TASK STATEMENT
Write the number of lines holding the word "name", and nothing else.

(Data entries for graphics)
● ● ●
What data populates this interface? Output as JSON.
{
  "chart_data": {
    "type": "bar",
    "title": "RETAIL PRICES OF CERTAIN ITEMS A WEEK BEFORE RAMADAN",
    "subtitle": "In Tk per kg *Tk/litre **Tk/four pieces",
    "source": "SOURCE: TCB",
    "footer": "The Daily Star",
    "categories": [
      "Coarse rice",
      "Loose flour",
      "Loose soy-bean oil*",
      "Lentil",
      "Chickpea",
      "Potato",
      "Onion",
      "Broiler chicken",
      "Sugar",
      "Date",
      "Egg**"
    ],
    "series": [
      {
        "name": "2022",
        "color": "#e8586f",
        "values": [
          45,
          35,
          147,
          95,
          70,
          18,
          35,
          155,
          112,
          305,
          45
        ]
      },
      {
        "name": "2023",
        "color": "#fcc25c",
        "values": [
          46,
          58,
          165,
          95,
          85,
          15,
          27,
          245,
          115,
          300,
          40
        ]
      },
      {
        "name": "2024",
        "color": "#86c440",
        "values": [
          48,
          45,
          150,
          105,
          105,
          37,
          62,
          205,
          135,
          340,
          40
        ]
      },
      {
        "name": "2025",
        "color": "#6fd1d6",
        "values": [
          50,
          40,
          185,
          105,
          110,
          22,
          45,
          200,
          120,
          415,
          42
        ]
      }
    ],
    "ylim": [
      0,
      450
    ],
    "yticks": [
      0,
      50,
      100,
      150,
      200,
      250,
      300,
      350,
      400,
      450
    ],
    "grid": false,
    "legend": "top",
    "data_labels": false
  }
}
● ● ●
TASK RESPONSE
4